== Stated exercise ==
Would you transcribe the listing that follows, character for character, and omit its images?

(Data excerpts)
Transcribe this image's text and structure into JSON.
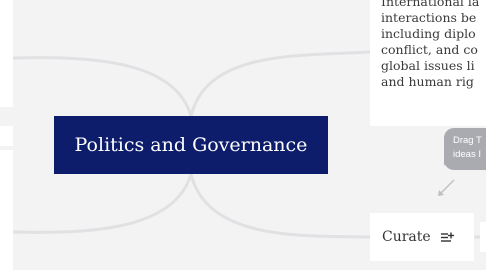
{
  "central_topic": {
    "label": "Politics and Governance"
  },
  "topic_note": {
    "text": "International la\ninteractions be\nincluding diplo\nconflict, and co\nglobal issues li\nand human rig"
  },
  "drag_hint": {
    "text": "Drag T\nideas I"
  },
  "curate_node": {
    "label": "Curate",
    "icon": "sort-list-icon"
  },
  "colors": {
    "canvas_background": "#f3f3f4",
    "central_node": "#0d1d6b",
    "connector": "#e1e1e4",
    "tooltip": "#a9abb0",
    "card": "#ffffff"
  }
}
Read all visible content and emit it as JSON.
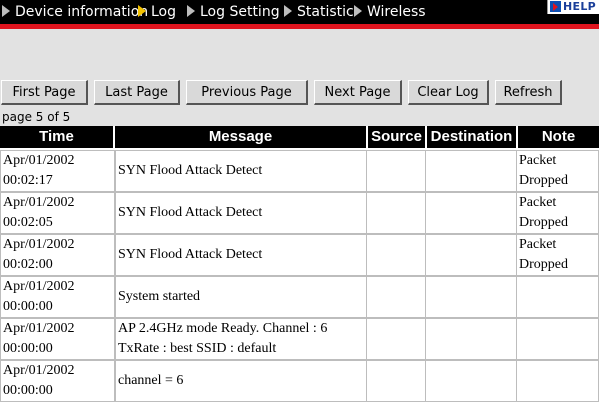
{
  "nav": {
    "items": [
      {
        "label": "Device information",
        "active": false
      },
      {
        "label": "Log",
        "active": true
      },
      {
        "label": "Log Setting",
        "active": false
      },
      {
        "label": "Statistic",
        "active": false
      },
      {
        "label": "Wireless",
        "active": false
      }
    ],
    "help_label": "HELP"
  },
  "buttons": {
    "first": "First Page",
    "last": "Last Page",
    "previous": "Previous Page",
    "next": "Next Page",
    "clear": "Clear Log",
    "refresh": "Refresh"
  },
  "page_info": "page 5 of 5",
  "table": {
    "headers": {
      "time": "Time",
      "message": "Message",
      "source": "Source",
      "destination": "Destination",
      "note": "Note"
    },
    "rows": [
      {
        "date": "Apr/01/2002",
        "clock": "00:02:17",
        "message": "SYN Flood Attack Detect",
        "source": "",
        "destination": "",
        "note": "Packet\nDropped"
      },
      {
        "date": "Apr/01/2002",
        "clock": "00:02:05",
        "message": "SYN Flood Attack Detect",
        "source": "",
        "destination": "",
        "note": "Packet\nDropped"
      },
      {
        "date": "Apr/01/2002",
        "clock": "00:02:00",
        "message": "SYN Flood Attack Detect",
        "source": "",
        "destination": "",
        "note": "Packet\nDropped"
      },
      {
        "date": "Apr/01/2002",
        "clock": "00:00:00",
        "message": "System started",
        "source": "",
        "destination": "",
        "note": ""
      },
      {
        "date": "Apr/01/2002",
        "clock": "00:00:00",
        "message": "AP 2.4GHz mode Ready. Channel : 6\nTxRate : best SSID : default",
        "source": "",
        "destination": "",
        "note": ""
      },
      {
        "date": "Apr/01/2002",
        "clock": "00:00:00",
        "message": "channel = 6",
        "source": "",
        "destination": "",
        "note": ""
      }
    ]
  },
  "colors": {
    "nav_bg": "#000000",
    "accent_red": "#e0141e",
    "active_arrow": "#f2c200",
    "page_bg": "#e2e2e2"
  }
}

== Exercise solution ==
Transcribe this image's text and structure into JSON.
{
  "central_topic": {
    "label": "Politics and Governance"
  },
  "topic_note": {
    "text": "International la\ninteractions be\nincluding diplo\nconflict, and co\nglobal issues li\nand human rig"
  },
  "drag_hint": {
    "text": "Drag T\nideas I"
  },
  "curate_node": {
    "label": "Curate",
    "icon": "sort-list-icon"
  },
  "colors": {
    "canvas_background": "#f3f3f4",
    "central_node": "#0d1d6b",
    "connector": "#e1e1e4",
    "tooltip": "#a9abb0",
    "card": "#ffffff"
  }
}
Read all visible content and emit it as JSON.
{
  "nav": {
    "items": [
      {
        "label": "Device information",
        "active": false
      },
      {
        "label": "Log",
        "active": true
      },
      {
        "label": "Log Setting",
        "active": false
      },
      {
        "label": "Statistic",
        "active": false
      },
      {
        "label": "Wireless",
        "active": false
      }
    ],
    "help_label": "HELP"
  },
  "buttons": {
    "first": "First Page",
    "last": "Last Page",
    "previous": "Previous Page",
    "next": "Next Page",
    "clear": "Clear Log",
    "refresh": "Refresh"
  },
  "page_info": "page 5 of 5",
  "table": {
    "headers": {
      "time": "Time",
      "message": "Message",
      "source": "Source",
      "destination": "Destination",
      "note": "Note"
    },
    "rows": [
      {
        "date": "Apr/01/2002",
        "clock": "00:02:17",
        "message": "SYN Flood Attack Detect",
        "source": "",
        "destination": "",
        "note": "Packet\nDropped"
      },
      {
        "date": "Apr/01/2002",
        "clock": "00:02:05",
        "message": "SYN Flood Attack Detect",
        "source": "",
        "destination": "",
        "note": "Packet\nDropped"
      },
      {
        "date": "Apr/01/2002",
        "clock": "00:02:00",
        "message": "SYN Flood Attack Detect",
        "source": "",
        "destination": "",
        "note": "Packet\nDropped"
      },
      {
        "date": "Apr/01/2002",
        "clock": "00:00:00",
        "message": "System started",
        "source": "",
        "destination": "",
        "note": ""
      },
      {
        "date": "Apr/01/2002",
        "clock": "00:00:00",
        "message": "AP 2.4GHz mode Ready. Channel : 6\nTxRate : best SSID : default",
        "source": "",
        "destination": "",
        "note": ""
      },
      {
        "date": "Apr/01/2002",
        "clock": "00:00:00",
        "message": "channel = 6",
        "source": "",
        "destination": "",
        "note": ""
      }
    ]
  },
  "colors": {
    "nav_bg": "#000000",
    "accent_red": "#e0141e",
    "active_arrow": "#f2c200",
    "page_bg": "#e2e2e2"
  }
}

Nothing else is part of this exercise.